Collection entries
>>>>>
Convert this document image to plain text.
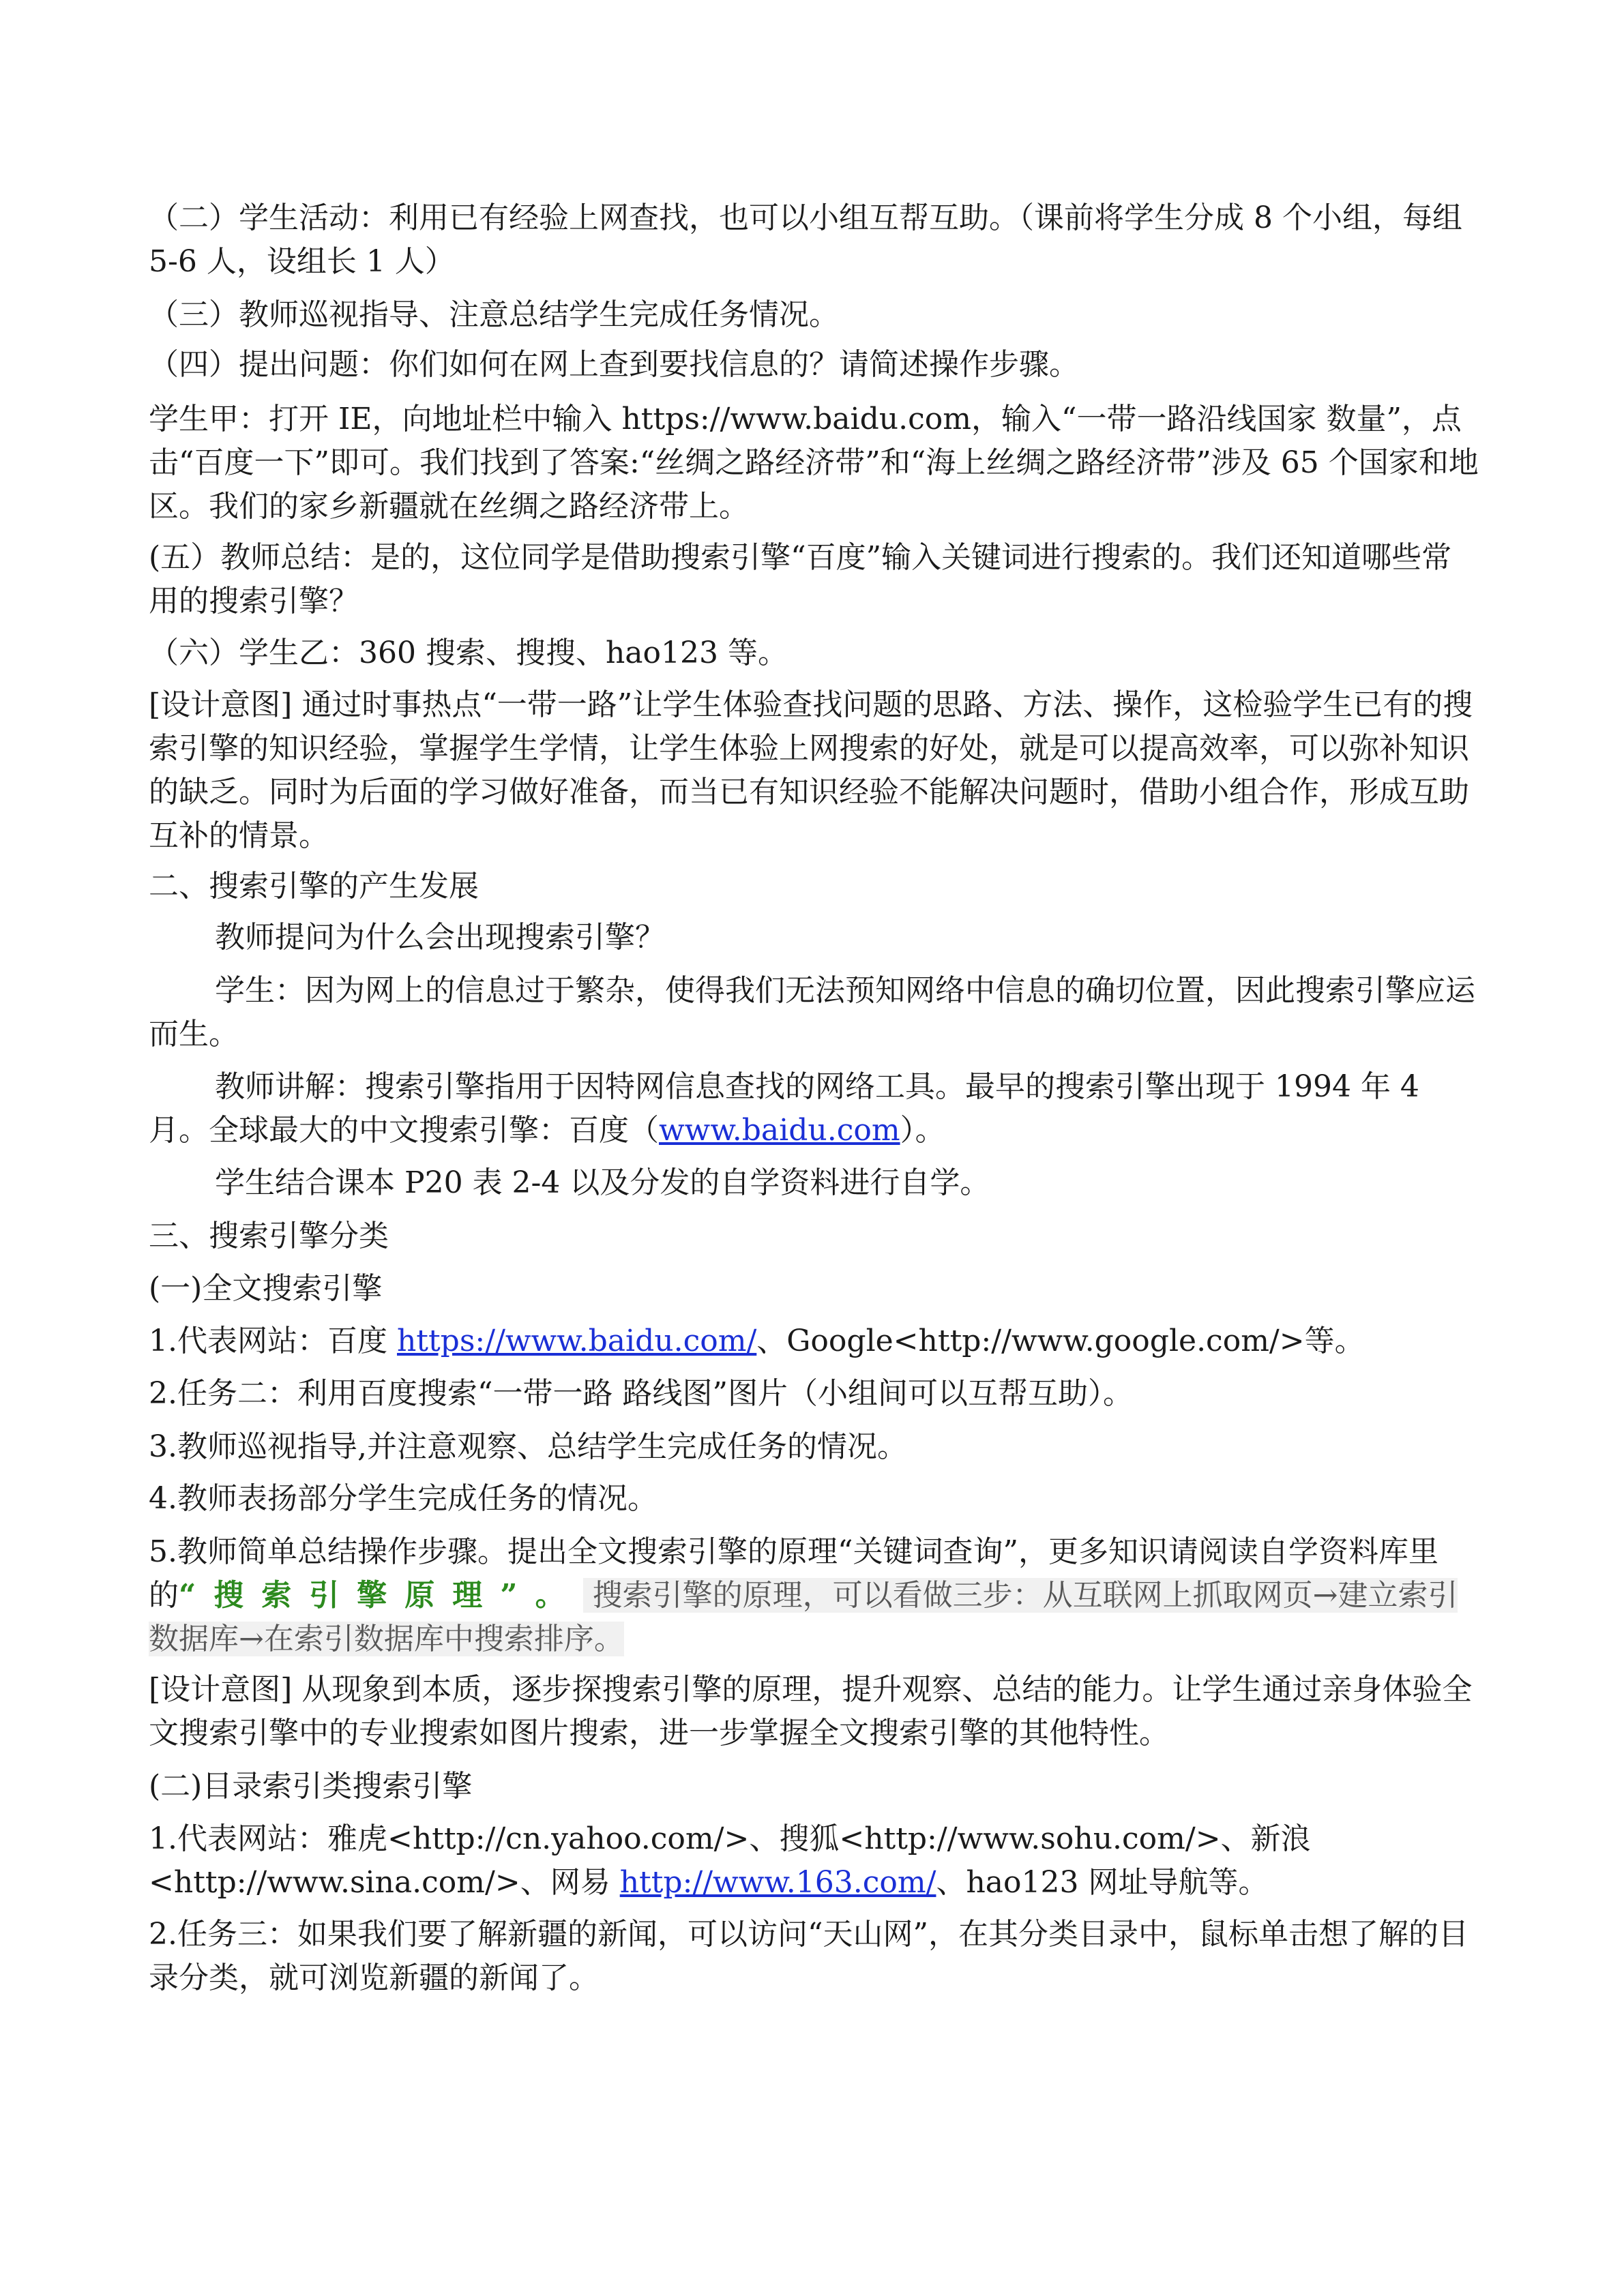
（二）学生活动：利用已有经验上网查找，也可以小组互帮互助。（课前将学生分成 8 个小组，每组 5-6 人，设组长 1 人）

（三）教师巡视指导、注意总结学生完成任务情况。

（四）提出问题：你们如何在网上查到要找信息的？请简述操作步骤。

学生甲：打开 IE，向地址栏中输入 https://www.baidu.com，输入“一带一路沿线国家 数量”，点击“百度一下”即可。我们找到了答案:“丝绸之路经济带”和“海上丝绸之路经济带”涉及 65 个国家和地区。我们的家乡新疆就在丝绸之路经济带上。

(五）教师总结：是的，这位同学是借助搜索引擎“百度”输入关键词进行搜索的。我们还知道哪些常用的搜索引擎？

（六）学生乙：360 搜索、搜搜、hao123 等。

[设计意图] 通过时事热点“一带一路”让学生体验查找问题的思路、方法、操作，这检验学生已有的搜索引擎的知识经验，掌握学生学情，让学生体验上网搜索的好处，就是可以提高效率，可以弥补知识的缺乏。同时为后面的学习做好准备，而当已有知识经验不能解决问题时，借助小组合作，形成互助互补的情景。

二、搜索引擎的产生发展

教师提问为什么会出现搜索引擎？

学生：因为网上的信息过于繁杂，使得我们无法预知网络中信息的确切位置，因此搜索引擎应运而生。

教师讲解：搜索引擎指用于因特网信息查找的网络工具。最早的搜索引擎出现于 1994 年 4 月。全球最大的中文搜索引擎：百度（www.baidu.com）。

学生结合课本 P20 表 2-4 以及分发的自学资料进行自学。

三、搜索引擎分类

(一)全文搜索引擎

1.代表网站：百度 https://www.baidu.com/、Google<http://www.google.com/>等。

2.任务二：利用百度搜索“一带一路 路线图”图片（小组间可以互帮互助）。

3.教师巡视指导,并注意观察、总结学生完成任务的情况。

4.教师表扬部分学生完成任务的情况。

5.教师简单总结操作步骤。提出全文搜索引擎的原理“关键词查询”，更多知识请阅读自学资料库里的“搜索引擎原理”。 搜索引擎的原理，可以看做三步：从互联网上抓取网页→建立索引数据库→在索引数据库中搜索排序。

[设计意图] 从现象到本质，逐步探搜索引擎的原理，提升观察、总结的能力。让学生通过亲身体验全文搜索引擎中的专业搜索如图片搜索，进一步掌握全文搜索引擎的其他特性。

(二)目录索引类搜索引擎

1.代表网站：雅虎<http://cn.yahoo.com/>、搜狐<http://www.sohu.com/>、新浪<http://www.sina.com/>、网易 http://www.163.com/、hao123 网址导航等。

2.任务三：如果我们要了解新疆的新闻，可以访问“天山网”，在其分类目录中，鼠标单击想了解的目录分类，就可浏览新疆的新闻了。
<<<<<
Check each line of the listing above for the string "baidu", then report only how many lines have it.

3